- [Data lines]:
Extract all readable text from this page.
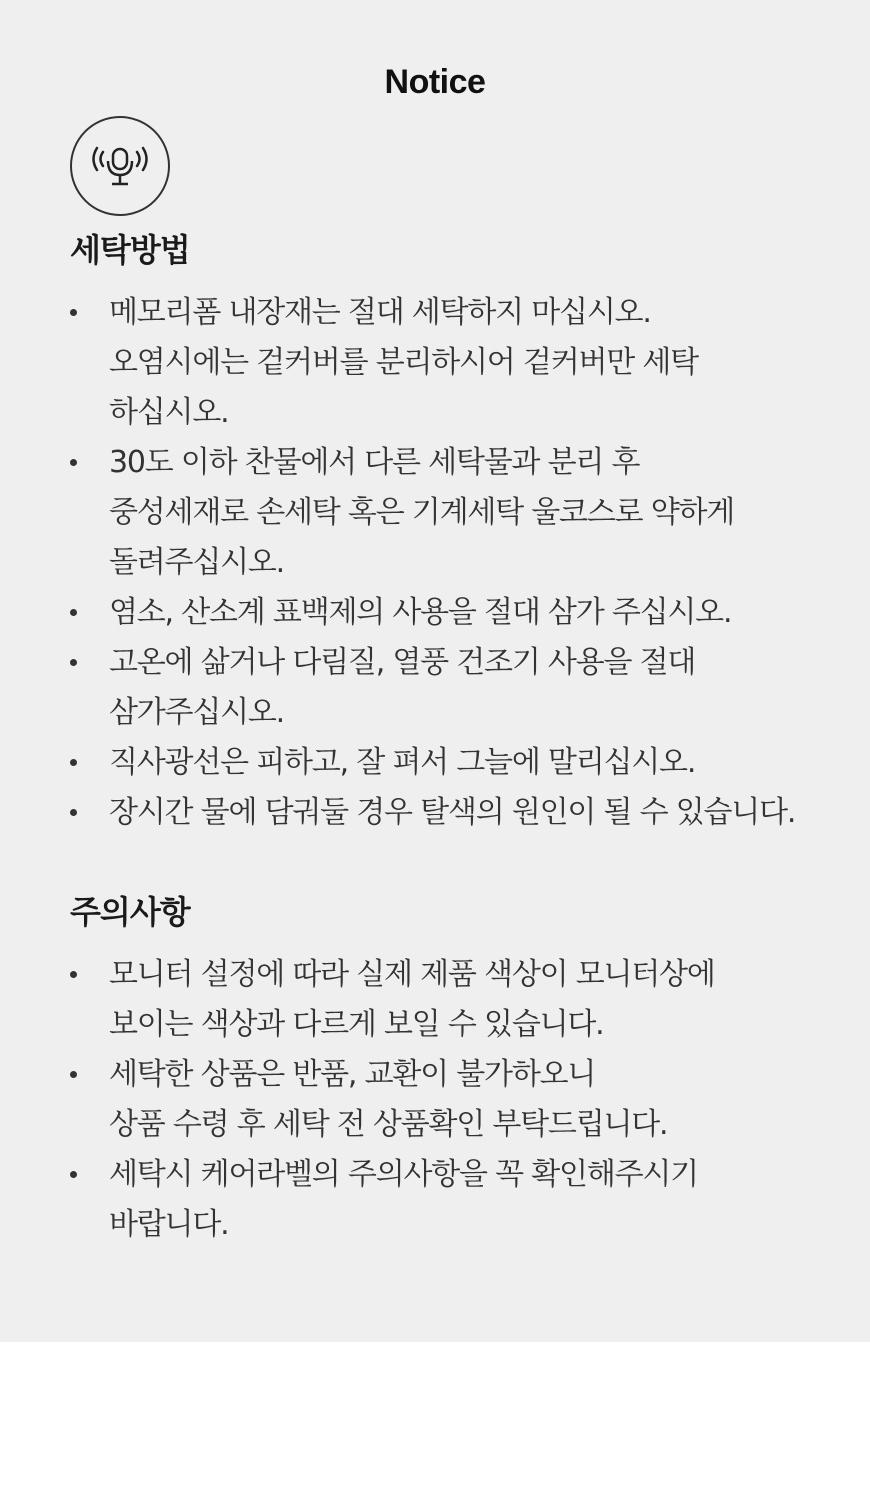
Notice
세탁방법
메모리폼 내장재는 절대 세탁하지 마십시오.
오염시에는 겉커버를 분리하시어 겉커버만 세탁
하십시오.
30도 이하 찬물에서 다른 세탁물과 분리 후
중성세재로 손세탁 혹은 기계세탁 울코스로 약하게
돌려주십시오.
염소, 산소계 표백제의 사용을 절대 삼가 주십시오.
고온에 삶거나 다림질, 열풍 건조기 사용을 절대
삼가주십시오.
직사광선은 피하고, 잘 펴서 그늘에 말리십시오.
장시간 물에 담궈둘 경우 탈색의 원인이 될 수 있습니다.
주의사항
모니터 설정에 따라 실제 제품 색상이 모니터상에
보이는 색상과 다르게 보일 수 있습니다.
세탁한 상품은 반품, 교환이 불가하오니
상품 수령 후 세탁 전 상품확인 부탁드립니다.
세탁시 케어라벨의 주의사항을 꼭 확인해주시기
바랍니다.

- [Exercise description]:
Spot every line that holds "있습니다" and copy it.

- [Response below]:
장시간 물에 담궈둘 경우 탈색의 원인이 될 수 있습니다.
보이는 색상과 다르게 보일 수 있습니다.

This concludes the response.